▸ **Material**
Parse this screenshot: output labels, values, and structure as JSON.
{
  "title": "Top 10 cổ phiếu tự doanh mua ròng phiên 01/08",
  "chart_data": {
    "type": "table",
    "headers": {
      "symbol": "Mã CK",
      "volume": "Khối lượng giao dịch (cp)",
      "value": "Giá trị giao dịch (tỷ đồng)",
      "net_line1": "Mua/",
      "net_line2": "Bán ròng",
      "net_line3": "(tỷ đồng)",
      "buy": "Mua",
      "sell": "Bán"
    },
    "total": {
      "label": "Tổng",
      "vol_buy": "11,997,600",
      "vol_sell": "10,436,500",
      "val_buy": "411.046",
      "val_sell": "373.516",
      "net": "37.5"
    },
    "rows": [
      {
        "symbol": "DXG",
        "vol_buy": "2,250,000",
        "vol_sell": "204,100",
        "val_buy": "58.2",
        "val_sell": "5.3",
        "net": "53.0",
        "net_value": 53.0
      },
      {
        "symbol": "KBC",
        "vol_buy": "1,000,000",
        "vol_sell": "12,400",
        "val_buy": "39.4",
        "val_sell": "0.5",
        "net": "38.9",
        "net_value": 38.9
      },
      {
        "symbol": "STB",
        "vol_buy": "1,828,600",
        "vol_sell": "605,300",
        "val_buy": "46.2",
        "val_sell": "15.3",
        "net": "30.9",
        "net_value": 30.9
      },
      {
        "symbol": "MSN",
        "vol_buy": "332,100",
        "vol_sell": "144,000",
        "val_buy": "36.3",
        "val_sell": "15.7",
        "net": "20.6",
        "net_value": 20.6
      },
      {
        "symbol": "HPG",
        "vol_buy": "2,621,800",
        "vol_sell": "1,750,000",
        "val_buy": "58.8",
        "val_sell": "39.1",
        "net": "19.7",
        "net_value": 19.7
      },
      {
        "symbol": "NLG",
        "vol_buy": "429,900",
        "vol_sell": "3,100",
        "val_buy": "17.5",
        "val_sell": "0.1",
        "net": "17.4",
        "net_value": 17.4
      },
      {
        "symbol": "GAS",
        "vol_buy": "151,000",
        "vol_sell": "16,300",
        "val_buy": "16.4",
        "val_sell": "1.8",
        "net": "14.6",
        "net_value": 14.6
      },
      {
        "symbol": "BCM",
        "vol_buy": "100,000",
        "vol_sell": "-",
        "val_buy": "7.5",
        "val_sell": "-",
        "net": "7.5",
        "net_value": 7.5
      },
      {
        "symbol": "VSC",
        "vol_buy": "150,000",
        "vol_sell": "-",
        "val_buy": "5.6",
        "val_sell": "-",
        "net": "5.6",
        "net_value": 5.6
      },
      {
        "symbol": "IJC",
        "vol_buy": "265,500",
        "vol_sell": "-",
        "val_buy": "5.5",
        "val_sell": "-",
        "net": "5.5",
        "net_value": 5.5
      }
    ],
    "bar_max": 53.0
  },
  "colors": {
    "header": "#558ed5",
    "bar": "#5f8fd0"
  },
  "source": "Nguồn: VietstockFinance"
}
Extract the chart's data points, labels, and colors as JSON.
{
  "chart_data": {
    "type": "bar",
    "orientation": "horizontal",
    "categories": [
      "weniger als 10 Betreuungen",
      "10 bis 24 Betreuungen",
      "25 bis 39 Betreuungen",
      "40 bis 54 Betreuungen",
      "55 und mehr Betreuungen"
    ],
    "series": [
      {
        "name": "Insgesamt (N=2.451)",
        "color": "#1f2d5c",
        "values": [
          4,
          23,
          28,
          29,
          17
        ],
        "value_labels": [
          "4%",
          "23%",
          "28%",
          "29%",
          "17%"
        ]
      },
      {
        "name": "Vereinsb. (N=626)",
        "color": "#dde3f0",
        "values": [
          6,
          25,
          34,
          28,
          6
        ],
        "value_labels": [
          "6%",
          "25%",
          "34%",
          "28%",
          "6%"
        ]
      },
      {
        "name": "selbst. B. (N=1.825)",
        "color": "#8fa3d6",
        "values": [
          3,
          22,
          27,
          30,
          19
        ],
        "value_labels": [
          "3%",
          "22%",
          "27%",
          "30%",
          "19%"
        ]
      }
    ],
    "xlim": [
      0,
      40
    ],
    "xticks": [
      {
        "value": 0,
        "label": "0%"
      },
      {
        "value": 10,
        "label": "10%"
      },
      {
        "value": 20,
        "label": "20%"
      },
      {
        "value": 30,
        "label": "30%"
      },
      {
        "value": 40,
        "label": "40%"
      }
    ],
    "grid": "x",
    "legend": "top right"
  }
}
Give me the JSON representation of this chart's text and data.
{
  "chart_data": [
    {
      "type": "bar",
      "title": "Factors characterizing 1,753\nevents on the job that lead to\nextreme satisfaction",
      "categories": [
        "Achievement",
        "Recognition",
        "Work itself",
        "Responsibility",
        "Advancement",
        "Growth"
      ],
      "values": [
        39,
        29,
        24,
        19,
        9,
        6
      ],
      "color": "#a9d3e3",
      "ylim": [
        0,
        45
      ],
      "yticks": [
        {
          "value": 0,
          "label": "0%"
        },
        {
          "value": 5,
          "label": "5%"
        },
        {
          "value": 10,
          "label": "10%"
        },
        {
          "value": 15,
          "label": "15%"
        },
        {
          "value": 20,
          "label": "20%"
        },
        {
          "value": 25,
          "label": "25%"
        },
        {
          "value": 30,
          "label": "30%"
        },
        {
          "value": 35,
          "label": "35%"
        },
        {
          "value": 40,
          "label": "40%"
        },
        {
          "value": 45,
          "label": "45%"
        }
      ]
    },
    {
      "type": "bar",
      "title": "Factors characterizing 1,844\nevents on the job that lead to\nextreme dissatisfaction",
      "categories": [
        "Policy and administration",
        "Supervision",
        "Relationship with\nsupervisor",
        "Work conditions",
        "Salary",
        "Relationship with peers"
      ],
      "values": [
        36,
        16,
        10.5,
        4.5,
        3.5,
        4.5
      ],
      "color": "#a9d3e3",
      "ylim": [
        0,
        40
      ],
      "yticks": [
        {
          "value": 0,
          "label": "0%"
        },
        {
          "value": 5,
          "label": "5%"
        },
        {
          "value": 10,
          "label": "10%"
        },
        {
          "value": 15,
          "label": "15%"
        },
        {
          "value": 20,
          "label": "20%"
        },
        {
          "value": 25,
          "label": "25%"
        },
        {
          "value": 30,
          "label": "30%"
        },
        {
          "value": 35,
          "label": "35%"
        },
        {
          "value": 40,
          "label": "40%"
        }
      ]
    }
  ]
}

▸ **Aim of the task**
Copy the material above back out, exactly as written.

▸ **Finished answer**
Parse this screenshot: output labels, values, and structure as JSON.
{
  "title": "Top 10 cổ phiếu tự doanh mua ròng phiên 01/08",
  "chart_data": {
    "type": "table",
    "headers": {
      "symbol": "Mã CK",
      "volume": "Khối lượng giao dịch (cp)",
      "value": "Giá trị giao dịch (tỷ đồng)",
      "net_line1": "Mua/",
      "net_line2": "Bán ròng",
      "net_line3": "(tỷ đồng)",
      "buy": "Mua",
      "sell": "Bán"
    },
    "total": {
      "label": "Tổng",
      "vol_buy": "11,997,600",
      "vol_sell": "10,436,500",
      "val_buy": "411.046",
      "val_sell": "373.516",
      "net": "37.5"
    },
    "rows": [
      {
        "symbol": "DXG",
        "vol_buy": "2,250,000",
        "vol_sell": "204,100",
        "val_buy": "58.2",
        "val_sell": "5.3",
        "net": "53.0",
        "net_value": 53.0
      },
      {
        "symbol": "KBC",
        "vol_buy": "1,000,000",
        "vol_sell": "12,400",
        "val_buy": "39.4",
        "val_sell": "0.5",
        "net": "38.9",
        "net_value": 38.9
      },
      {
        "symbol": "STB",
        "vol_buy": "1,828,600",
        "vol_sell": "605,300",
        "val_buy": "46.2",
        "val_sell": "15.3",
        "net": "30.9",
        "net_value": 30.9
      },
      {
        "symbol": "MSN",
        "vol_buy": "332,100",
        "vol_sell": "144,000",
        "val_buy": "36.3",
        "val_sell": "15.7",
        "net": "20.6",
        "net_value": 20.6
      },
      {
        "symbol": "HPG",
        "vol_buy": "2,621,800",
        "vol_sell": "1,750,000",
        "val_buy": "58.8",
        "val_sell": "39.1",
        "net": "19.7",
        "net_value": 19.7
      },
      {
        "symbol": "NLG",
        "vol_buy": "429,900",
        "vol_sell": "3,100",
        "val_buy": "17.5",
        "val_sell": "0.1",
        "net": "17.4",
        "net_value": 17.4
      },
      {
        "symbol": "GAS",
        "vol_buy": "151,000",
        "vol_sell": "16,300",
        "val_buy": "16.4",
        "val_sell": "1.8",
        "net": "14.6",
        "net_value": 14.6
      },
      {
        "symbol": "BCM",
        "vol_buy": "100,000",
        "vol_sell": "-",
        "val_buy": "7.5",
        "val_sell": "-",
        "net": "7.5",
        "net_value": 7.5
      },
      {
        "symbol": "VSC",
        "vol_buy": "150,000",
        "vol_sell": "-",
        "val_buy": "5.6",
        "val_sell": "-",
        "net": "5.6",
        "net_value": 5.6
      },
      {
        "symbol": "IJC",
        "vol_buy": "265,500",
        "vol_sell": "-",
        "val_buy": "5.5",
        "val_sell": "-",
        "net": "5.5",
        "net_value": 5.5
      }
    ],
    "bar_max": 53.0
  },
  "colors": {
    "header": "#558ed5",
    "bar": "#5f8fd0"
  },
  "source": "Nguồn: VietstockFinance"
}
Extract the chart's data points, labels, and colors as JSON.
{
  "chart_data": {
    "type": "bar",
    "orientation": "horizontal",
    "categories": [
      "weniger als 10 Betreuungen",
      "10 bis 24 Betreuungen",
      "25 bis 39 Betreuungen",
      "40 bis 54 Betreuungen",
      "55 und mehr Betreuungen"
    ],
    "series": [
      {
        "name": "Insgesamt (N=2.451)",
        "color": "#1f2d5c",
        "values": [
          4,
          23,
          28,
          29,
          17
        ],
        "value_labels": [
          "4%",
          "23%",
          "28%",
          "29%",
          "17%"
        ]
      },
      {
        "name": "Vereinsb. (N=626)",
        "color": "#dde3f0",
        "values": [
          6,
          25,
          34,
          28,
          6
        ],
        "value_labels": [
          "6%",
          "25%",
          "34%",
          "28%",
          "6%"
        ]
      },
      {
        "name": "selbst. B. (N=1.825)",
        "color": "#8fa3d6",
        "values": [
          3,
          22,
          27,
          30,
          19
        ],
        "value_labels": [
          "3%",
          "22%",
          "27%",
          "30%",
          "19%"
        ]
      }
    ],
    "xlim": [
      0,
      40
    ],
    "xticks": [
      {
        "value": 0,
        "label": "0%"
      },
      {
        "value": 10,
        "label": "10%"
      },
      {
        "value": 20,
        "label": "20%"
      },
      {
        "value": 30,
        "label": "30%"
      },
      {
        "value": 40,
        "label": "40%"
      }
    ],
    "grid": "x",
    "legend": "top right"
  }
}
Give me the JSON representation of this chart's text and data.
{
  "chart_data": [
    {
      "type": "bar",
      "title": "Factors characterizing 1,753\nevents on the job that lead to\nextreme satisfaction",
      "categories": [
        "Achievement",
        "Recognition",
        "Work itself",
        "Responsibility",
        "Advancement",
        "Growth"
      ],
      "values": [
        39,
        29,
        24,
        19,
        9,
        6
      ],
      "color": "#a9d3e3",
      "ylim": [
        0,
        45
      ],
      "yticks": [
        {
          "value": 0,
          "label": "0%"
        },
        {
          "value": 5,
          "label": "5%"
        },
        {
          "value": 10,
          "label": "10%"
        },
        {
          "value": 15,
          "label": "15%"
        },
        {
          "value": 20,
          "label": "20%"
        },
        {
          "value": 25,
          "label": "25%"
        },
        {
          "value": 30,
          "label": "30%"
        },
        {
          "value": 35,
          "label": "35%"
        },
        {
          "value": 40,
          "label": "40%"
        },
        {
          "value": 45,
          "label": "45%"
        }
      ]
    },
    {
      "type": "bar",
      "title": "Factors characterizing 1,844\nevents on the job that lead to\nextreme dissatisfaction",
      "categories": [
        "Policy and administration",
        "Supervision",
        "Relationship with\nsupervisor",
        "Work conditions",
        "Salary",
        "Relationship with peers"
      ],
      "values": [
        36,
        16,
        10.5,
        4.5,
        3.5,
        4.5
      ],
      "color": "#a9d3e3",
      "ylim": [
        0,
        40
      ],
      "yticks": [
        {
          "value": 0,
          "label": "0%"
        },
        {
          "value": 5,
          "label": "5%"
        },
        {
          "value": 10,
          "label": "10%"
        },
        {
          "value": 15,
          "label": "15%"
        },
        {
          "value": 20,
          "label": "20%"
        },
        {
          "value": 25,
          "label": "25%"
        },
        {
          "value": 30,
          "label": "30%"
        },
        {
          "value": 35,
          "label": "35%"
        },
        {
          "value": 40,
          "label": "40%"
        }
      ]
    }
  ]
}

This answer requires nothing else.